> _What the exercise asks_
Print each line exactly as it is given.

** Begin Material to process **

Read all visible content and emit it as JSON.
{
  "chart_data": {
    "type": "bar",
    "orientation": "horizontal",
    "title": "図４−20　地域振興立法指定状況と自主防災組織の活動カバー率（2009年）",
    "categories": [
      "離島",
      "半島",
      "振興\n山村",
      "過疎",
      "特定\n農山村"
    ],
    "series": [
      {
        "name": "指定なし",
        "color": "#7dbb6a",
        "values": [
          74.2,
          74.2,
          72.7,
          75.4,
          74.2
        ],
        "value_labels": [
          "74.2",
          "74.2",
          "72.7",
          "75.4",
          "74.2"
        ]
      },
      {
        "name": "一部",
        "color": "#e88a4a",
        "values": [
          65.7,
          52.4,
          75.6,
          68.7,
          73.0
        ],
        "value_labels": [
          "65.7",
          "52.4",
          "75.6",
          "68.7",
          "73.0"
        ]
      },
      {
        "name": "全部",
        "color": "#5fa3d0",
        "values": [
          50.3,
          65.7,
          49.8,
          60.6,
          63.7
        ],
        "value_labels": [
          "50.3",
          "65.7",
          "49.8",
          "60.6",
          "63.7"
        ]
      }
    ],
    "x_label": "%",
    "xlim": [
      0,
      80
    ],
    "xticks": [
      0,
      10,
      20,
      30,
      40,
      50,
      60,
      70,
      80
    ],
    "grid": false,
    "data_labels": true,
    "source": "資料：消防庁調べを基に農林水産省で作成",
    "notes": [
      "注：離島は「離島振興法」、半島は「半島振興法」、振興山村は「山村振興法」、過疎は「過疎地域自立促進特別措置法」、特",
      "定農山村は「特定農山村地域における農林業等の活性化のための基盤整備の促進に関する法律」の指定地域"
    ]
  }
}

** End Material to process **

> _Result_
Read all visible content and emit it as JSON.
{
  "chart_data": {
    "type": "bar",
    "orientation": "horizontal",
    "title": "図４−20　地域振興立法指定状況と自主防災組織の活動カバー率（2009年）",
    "categories": [
      "離島",
      "半島",
      "振興\n山村",
      "過疎",
      "特定\n農山村"
    ],
    "series": [
      {
        "name": "指定なし",
        "color": "#7dbb6a",
        "values": [
          74.2,
          74.2,
          72.7,
          75.4,
          74.2
        ],
        "value_labels": [
          "74.2",
          "74.2",
          "72.7",
          "75.4",
          "74.2"
        ]
      },
      {
        "name": "一部",
        "color": "#e88a4a",
        "values": [
          65.7,
          52.4,
          75.6,
          68.7,
          73.0
        ],
        "value_labels": [
          "65.7",
          "52.4",
          "75.6",
          "68.7",
          "73.0"
        ]
      },
      {
        "name": "全部",
        "color": "#5fa3d0",
        "values": [
          50.3,
          65.7,
          49.8,
          60.6,
          63.7
        ],
        "value_labels": [
          "50.3",
          "65.7",
          "49.8",
          "60.6",
          "63.7"
        ]
      }
    ],
    "x_label": "%",
    "xlim": [
      0,
      80
    ],
    "xticks": [
      0,
      10,
      20,
      30,
      40,
      50,
      60,
      70,
      80
    ],
    "grid": false,
    "data_labels": true,
    "source": "資料：消防庁調べを基に農林水産省で作成",
    "notes": [
      "注：離島は「離島振興法」、半島は「半島振興法」、振興山村は「山村振興法」、過疎は「過疎地域自立促進特別措置法」、特",
      "定農山村は「特定農山村地域における農林業等の活性化のための基盤整備の促進に関する法律」の指定地域"
    ]
  }
}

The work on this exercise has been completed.